***** Supplied data

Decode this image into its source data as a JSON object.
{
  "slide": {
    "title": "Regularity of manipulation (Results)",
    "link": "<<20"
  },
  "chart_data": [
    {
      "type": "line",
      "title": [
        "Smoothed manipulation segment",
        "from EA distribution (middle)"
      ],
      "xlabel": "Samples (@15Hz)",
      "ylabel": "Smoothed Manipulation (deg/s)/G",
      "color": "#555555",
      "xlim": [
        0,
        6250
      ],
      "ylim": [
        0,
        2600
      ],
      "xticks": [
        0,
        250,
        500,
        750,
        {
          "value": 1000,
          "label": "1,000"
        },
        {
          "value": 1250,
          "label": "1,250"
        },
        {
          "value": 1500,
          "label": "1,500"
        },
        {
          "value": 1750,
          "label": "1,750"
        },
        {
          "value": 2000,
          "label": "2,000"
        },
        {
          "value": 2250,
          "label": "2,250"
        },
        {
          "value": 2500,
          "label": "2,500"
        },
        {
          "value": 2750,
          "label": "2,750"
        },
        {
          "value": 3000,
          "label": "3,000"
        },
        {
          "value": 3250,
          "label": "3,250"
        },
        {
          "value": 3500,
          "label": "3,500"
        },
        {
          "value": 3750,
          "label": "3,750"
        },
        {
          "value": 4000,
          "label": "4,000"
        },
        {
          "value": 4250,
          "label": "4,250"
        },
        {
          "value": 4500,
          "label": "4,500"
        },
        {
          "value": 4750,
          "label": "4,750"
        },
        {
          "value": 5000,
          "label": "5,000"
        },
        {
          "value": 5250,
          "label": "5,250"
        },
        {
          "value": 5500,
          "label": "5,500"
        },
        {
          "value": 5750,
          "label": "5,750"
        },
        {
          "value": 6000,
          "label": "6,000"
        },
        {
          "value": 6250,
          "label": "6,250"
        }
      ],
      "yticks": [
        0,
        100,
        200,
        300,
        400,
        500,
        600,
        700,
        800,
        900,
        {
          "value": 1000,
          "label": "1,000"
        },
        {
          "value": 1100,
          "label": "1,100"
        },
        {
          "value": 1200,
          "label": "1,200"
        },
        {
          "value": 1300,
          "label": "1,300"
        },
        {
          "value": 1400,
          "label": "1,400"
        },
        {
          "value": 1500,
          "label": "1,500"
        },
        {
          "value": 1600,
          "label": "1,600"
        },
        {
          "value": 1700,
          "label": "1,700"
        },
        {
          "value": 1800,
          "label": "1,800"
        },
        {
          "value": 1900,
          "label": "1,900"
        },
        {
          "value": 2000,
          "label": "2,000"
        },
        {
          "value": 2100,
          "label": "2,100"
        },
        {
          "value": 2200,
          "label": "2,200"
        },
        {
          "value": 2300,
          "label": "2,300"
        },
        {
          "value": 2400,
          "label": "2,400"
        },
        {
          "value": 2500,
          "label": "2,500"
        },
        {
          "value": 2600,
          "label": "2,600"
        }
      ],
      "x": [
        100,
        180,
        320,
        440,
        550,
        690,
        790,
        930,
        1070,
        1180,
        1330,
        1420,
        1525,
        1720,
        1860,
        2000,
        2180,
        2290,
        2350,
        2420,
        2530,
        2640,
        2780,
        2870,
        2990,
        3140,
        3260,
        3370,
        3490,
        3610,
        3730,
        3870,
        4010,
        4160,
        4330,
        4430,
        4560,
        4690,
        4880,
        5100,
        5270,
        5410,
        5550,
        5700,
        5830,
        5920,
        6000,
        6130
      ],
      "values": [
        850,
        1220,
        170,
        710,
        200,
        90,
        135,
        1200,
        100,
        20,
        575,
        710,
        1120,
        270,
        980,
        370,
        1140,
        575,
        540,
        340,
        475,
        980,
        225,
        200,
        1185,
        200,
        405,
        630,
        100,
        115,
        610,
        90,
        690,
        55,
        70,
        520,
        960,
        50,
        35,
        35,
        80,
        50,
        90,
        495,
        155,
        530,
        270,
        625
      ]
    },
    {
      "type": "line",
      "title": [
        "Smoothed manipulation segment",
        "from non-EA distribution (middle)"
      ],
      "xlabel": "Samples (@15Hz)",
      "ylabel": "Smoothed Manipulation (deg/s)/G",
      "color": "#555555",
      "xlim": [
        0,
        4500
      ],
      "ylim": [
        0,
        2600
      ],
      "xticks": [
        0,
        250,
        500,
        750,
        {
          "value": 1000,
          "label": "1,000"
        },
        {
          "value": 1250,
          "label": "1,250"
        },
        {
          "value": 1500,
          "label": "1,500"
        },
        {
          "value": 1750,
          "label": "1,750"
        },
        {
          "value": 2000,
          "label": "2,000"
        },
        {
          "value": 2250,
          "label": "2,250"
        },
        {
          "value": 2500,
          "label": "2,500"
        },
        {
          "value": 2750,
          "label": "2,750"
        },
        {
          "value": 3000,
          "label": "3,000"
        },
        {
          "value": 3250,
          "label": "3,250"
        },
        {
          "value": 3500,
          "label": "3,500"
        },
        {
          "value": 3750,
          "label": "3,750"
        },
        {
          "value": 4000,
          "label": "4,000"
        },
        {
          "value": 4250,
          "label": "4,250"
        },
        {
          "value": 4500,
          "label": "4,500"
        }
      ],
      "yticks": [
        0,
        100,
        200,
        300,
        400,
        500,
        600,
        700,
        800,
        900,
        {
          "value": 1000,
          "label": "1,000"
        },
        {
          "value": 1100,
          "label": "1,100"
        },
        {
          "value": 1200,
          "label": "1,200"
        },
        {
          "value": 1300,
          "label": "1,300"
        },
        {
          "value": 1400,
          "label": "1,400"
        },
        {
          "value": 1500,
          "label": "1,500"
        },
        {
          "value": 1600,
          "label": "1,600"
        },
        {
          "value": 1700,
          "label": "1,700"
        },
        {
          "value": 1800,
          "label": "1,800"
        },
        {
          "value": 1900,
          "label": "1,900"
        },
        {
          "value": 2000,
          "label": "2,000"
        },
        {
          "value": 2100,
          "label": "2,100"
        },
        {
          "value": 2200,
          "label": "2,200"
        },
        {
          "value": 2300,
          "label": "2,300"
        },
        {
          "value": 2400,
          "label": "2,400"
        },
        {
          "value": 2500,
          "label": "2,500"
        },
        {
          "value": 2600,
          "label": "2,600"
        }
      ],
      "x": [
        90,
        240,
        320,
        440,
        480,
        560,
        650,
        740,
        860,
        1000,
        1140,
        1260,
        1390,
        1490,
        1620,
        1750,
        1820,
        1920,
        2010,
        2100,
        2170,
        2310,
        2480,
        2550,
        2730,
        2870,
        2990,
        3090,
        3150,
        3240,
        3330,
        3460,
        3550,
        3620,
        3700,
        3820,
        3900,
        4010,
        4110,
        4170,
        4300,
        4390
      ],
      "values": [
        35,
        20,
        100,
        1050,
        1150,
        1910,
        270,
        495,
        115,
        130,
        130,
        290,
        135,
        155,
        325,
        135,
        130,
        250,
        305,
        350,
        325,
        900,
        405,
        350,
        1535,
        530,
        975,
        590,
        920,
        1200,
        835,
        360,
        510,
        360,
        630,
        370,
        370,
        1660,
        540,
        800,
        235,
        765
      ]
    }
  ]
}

**********

## What is being asked
Please return the data above exactly as given.

## Result below
Decode this image into its source data as a JSON object.
{
  "slide": {
    "title": "Regularity of manipulation (Results)",
    "link": "<<20"
  },
  "chart_data": [
    {
      "type": "line",
      "title": [
        "Smoothed manipulation segment",
        "from EA distribution (middle)"
      ],
      "xlabel": "Samples (@15Hz)",
      "ylabel": "Smoothed Manipulation (deg/s)/G",
      "color": "#555555",
      "xlim": [
        0,
        6250
      ],
      "ylim": [
        0,
        2600
      ],
      "xticks": [
        0,
        250,
        500,
        750,
        {
          "value": 1000,
          "label": "1,000"
        },
        {
          "value": 1250,
          "label": "1,250"
        },
        {
          "value": 1500,
          "label": "1,500"
        },
        {
          "value": 1750,
          "label": "1,750"
        },
        {
          "value": 2000,
          "label": "2,000"
        },
        {
          "value": 2250,
          "label": "2,250"
        },
        {
          "value": 2500,
          "label": "2,500"
        },
        {
          "value": 2750,
          "label": "2,750"
        },
        {
          "value": 3000,
          "label": "3,000"
        },
        {
          "value": 3250,
          "label": "3,250"
        },
        {
          "value": 3500,
          "label": "3,500"
        },
        {
          "value": 3750,
          "label": "3,750"
        },
        {
          "value": 4000,
          "label": "4,000"
        },
        {
          "value": 4250,
          "label": "4,250"
        },
        {
          "value": 4500,
          "label": "4,500"
        },
        {
          "value": 4750,
          "label": "4,750"
        },
        {
          "value": 5000,
          "label": "5,000"
        },
        {
          "value": 5250,
          "label": "5,250"
        },
        {
          "value": 5500,
          "label": "5,500"
        },
        {
          "value": 5750,
          "label": "5,750"
        },
        {
          "value": 6000,
          "label": "6,000"
        },
        {
          "value": 6250,
          "label": "6,250"
        }
      ],
      "yticks": [
        0,
        100,
        200,
        300,
        400,
        500,
        600,
        700,
        800,
        900,
        {
          "value": 1000,
          "label": "1,000"
        },
        {
          "value": 1100,
          "label": "1,100"
        },
        {
          "value": 1200,
          "label": "1,200"
        },
        {
          "value": 1300,
          "label": "1,300"
        },
        {
          "value": 1400,
          "label": "1,400"
        },
        {
          "value": 1500,
          "label": "1,500"
        },
        {
          "value": 1600,
          "label": "1,600"
        },
        {
          "value": 1700,
          "label": "1,700"
        },
        {
          "value": 1800,
          "label": "1,800"
        },
        {
          "value": 1900,
          "label": "1,900"
        },
        {
          "value": 2000,
          "label": "2,000"
        },
        {
          "value": 2100,
          "label": "2,100"
        },
        {
          "value": 2200,
          "label": "2,200"
        },
        {
          "value": 2300,
          "label": "2,300"
        },
        {
          "value": 2400,
          "label": "2,400"
        },
        {
          "value": 2500,
          "label": "2,500"
        },
        {
          "value": 2600,
          "label": "2,600"
        }
      ],
      "x": [
        100,
        180,
        320,
        440,
        550,
        690,
        790,
        930,
        1070,
        1180,
        1330,
        1420,
        1525,
        1720,
        1860,
        2000,
        2180,
        2290,
        2350,
        2420,
        2530,
        2640,
        2780,
        2870,
        2990,
        3140,
        3260,
        3370,
        3490,
        3610,
        3730,
        3870,
        4010,
        4160,
        4330,
        4430,
        4560,
        4690,
        4880,
        5100,
        5270,
        5410,
        5550,
        5700,
        5830,
        5920,
        6000,
        6130
      ],
      "values": [
        850,
        1220,
        170,
        710,
        200,
        90,
        135,
        1200,
        100,
        20,
        575,
        710,
        1120,
        270,
        980,
        370,
        1140,
        575,
        540,
        340,
        475,
        980,
        225,
        200,
        1185,
        200,
        405,
        630,
        100,
        115,
        610,
        90,
        690,
        55,
        70,
        520,
        960,
        50,
        35,
        35,
        80,
        50,
        90,
        495,
        155,
        530,
        270,
        625
      ]
    },
    {
      "type": "line",
      "title": [
        "Smoothed manipulation segment",
        "from non-EA distribution (middle)"
      ],
      "xlabel": "Samples (@15Hz)",
      "ylabel": "Smoothed Manipulation (deg/s)/G",
      "color": "#555555",
      "xlim": [
        0,
        4500
      ],
      "ylim": [
        0,
        2600
      ],
      "xticks": [
        0,
        250,
        500,
        750,
        {
          "value": 1000,
          "label": "1,000"
        },
        {
          "value": 1250,
          "label": "1,250"
        },
        {
          "value": 1500,
          "label": "1,500"
        },
        {
          "value": 1750,
          "label": "1,750"
        },
        {
          "value": 2000,
          "label": "2,000"
        },
        {
          "value": 2250,
          "label": "2,250"
        },
        {
          "value": 2500,
          "label": "2,500"
        },
        {
          "value": 2750,
          "label": "2,750"
        },
        {
          "value": 3000,
          "label": "3,000"
        },
        {
          "value": 3250,
          "label": "3,250"
        },
        {
          "value": 3500,
          "label": "3,500"
        },
        {
          "value": 3750,
          "label": "3,750"
        },
        {
          "value": 4000,
          "label": "4,000"
        },
        {
          "value": 4250,
          "label": "4,250"
        },
        {
          "value": 4500,
          "label": "4,500"
        }
      ],
      "yticks": [
        0,
        100,
        200,
        300,
        400,
        500,
        600,
        700,
        800,
        900,
        {
          "value": 1000,
          "label": "1,000"
        },
        {
          "value": 1100,
          "label": "1,100"
        },
        {
          "value": 1200,
          "label": "1,200"
        },
        {
          "value": 1300,
          "label": "1,300"
        },
        {
          "value": 1400,
          "label": "1,400"
        },
        {
          "value": 1500,
          "label": "1,500"
        },
        {
          "value": 1600,
          "label": "1,600"
        },
        {
          "value": 1700,
          "label": "1,700"
        },
        {
          "value": 1800,
          "label": "1,800"
        },
        {
          "value": 1900,
          "label": "1,900"
        },
        {
          "value": 2000,
          "label": "2,000"
        },
        {
          "value": 2100,
          "label": "2,100"
        },
        {
          "value": 2200,
          "label": "2,200"
        },
        {
          "value": 2300,
          "label": "2,300"
        },
        {
          "value": 2400,
          "label": "2,400"
        },
        {
          "value": 2500,
          "label": "2,500"
        },
        {
          "value": 2600,
          "label": "2,600"
        }
      ],
      "x": [
        90,
        240,
        320,
        440,
        480,
        560,
        650,
        740,
        860,
        1000,
        1140,
        1260,
        1390,
        1490,
        1620,
        1750,
        1820,
        1920,
        2010,
        2100,
        2170,
        2310,
        2480,
        2550,
        2730,
        2870,
        2990,
        3090,
        3150,
        3240,
        3330,
        3460,
        3550,
        3620,
        3700,
        3820,
        3900,
        4010,
        4110,
        4170,
        4300,
        4390
      ],
      "values": [
        35,
        20,
        100,
        1050,
        1150,
        1910,
        270,
        495,
        115,
        130,
        130,
        290,
        135,
        155,
        325,
        135,
        130,
        250,
        305,
        350,
        325,
        900,
        405,
        350,
        1535,
        530,
        975,
        590,
        920,
        1200,
        835,
        360,
        510,
        360,
        630,
        370,
        370,
        1660,
        540,
        800,
        235,
        765
      ]
    }
  ]
}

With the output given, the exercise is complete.